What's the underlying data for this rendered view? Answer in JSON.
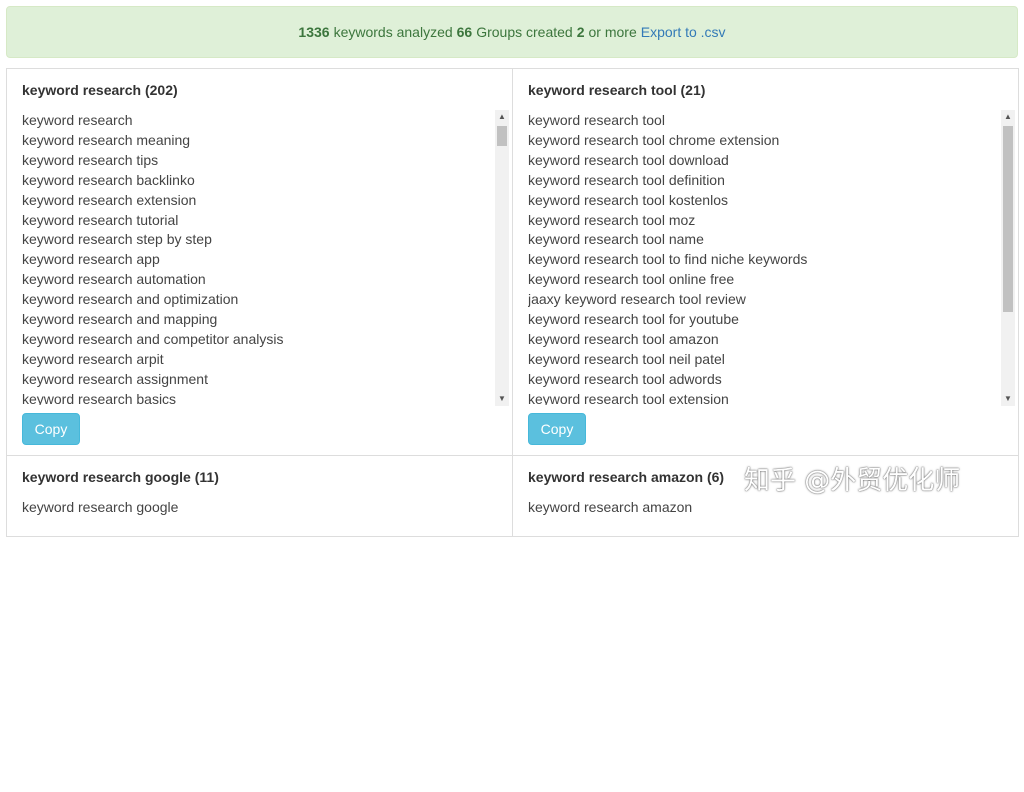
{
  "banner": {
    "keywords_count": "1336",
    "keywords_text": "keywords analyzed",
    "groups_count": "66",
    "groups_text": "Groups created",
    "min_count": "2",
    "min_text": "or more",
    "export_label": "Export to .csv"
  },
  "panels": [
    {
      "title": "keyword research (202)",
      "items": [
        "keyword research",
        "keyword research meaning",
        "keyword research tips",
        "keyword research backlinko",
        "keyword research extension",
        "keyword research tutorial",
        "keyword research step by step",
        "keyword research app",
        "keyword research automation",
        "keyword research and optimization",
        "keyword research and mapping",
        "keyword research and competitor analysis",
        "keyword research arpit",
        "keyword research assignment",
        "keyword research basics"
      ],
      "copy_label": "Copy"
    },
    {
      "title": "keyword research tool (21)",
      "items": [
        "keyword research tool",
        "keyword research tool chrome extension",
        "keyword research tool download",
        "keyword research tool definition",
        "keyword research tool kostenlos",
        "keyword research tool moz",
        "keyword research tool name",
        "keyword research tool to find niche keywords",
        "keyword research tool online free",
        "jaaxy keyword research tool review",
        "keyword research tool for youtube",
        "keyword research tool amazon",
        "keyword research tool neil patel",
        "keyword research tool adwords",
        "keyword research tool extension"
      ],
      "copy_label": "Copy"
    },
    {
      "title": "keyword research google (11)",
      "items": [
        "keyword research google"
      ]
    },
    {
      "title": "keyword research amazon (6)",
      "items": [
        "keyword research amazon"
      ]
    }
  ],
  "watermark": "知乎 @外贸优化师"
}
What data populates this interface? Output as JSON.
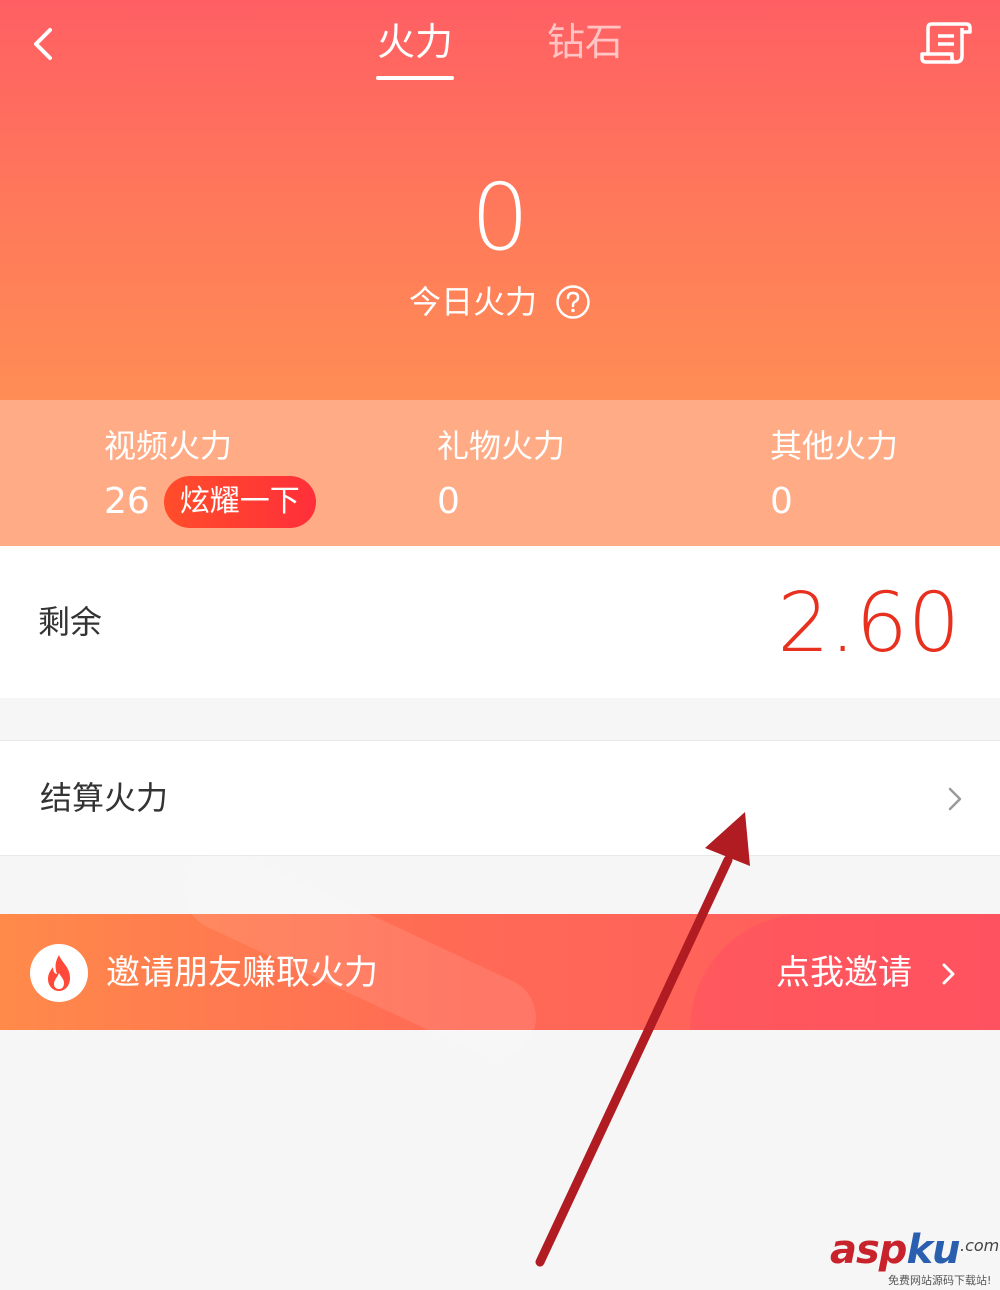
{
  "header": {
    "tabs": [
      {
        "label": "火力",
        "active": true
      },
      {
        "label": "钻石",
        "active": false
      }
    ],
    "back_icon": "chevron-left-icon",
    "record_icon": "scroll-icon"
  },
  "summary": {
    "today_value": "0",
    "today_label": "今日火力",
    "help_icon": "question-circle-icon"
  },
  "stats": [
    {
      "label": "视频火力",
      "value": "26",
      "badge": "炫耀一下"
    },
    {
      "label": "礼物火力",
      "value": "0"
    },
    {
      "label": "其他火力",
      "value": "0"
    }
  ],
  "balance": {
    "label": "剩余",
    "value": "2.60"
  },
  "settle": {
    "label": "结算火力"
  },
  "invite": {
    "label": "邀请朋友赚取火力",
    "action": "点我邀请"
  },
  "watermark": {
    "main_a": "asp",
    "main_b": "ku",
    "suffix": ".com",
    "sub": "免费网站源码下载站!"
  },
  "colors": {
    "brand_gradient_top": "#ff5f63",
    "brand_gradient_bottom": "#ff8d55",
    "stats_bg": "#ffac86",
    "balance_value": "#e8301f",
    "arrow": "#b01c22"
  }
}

==

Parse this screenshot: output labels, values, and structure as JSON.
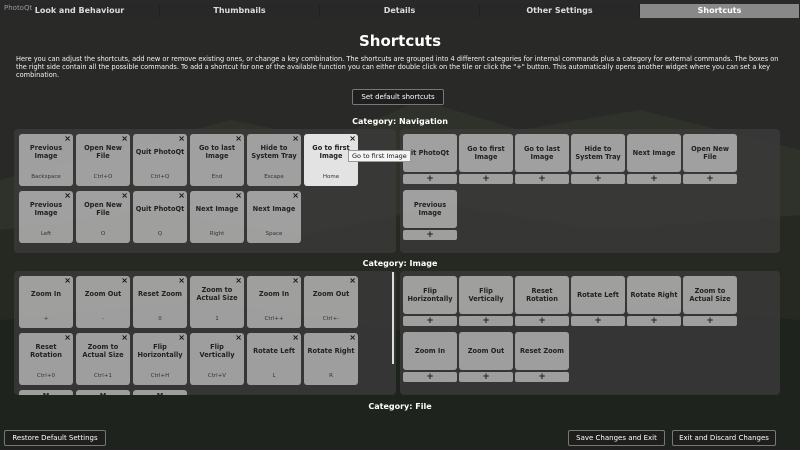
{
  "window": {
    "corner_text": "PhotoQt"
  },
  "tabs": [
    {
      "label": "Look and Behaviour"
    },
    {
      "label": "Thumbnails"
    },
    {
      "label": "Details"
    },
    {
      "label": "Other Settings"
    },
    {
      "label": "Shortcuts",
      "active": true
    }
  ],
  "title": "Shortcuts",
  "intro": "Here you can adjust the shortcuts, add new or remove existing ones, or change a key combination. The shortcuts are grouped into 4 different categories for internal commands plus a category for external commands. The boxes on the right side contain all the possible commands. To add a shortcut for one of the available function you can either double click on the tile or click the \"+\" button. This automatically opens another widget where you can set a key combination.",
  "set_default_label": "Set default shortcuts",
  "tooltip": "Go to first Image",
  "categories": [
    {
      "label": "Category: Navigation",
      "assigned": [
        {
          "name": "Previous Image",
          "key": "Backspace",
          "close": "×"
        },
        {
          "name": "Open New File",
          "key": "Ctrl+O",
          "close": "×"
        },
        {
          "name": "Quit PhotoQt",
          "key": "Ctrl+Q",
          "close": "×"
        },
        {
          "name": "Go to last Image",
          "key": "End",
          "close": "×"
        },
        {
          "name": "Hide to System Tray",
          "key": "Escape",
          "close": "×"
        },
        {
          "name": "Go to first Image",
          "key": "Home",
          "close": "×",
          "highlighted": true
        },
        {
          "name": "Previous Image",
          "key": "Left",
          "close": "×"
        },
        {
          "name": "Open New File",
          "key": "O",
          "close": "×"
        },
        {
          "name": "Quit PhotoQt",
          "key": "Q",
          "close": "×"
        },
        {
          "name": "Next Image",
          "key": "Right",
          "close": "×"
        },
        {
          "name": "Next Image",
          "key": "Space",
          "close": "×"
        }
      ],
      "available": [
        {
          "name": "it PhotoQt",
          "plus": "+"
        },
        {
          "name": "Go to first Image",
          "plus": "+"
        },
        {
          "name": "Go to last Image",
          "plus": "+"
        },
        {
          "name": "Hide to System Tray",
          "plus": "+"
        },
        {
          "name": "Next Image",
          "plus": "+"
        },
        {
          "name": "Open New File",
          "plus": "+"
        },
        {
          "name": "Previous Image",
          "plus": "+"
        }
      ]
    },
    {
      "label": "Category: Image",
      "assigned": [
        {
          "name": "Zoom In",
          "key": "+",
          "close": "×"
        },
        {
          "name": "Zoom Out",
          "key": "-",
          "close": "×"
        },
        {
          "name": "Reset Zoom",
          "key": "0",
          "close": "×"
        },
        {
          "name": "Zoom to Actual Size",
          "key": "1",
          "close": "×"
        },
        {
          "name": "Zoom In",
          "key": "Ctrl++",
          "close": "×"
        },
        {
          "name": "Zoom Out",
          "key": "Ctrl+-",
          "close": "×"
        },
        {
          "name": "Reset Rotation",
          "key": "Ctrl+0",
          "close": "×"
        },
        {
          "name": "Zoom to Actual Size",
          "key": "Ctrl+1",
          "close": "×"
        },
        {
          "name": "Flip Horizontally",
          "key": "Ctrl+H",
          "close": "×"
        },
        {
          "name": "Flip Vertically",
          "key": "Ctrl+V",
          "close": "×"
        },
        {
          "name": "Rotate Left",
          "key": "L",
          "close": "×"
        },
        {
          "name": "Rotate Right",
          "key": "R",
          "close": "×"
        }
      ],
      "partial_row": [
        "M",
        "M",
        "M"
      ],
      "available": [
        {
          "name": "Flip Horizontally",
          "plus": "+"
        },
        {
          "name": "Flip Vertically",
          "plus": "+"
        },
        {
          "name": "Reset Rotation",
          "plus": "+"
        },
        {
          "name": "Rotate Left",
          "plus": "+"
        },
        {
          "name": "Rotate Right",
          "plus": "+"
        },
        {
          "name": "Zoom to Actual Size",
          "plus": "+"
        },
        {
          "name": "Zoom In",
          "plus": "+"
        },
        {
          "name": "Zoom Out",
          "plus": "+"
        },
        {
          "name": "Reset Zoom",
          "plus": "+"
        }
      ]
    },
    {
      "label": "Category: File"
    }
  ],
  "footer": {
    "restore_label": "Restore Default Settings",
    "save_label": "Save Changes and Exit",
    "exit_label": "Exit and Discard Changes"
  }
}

▶ **CHALLENGE**: Identify every line holding the word "JSON" and copy it out.

▶ **SOLUTION TO THIS PROBLEM**:
What's the underlying data for this rendered view? Answer in JSON.
What data populates this interface? Output as JSON.
Parse this screenshot: output labels, values, and structure as JSON.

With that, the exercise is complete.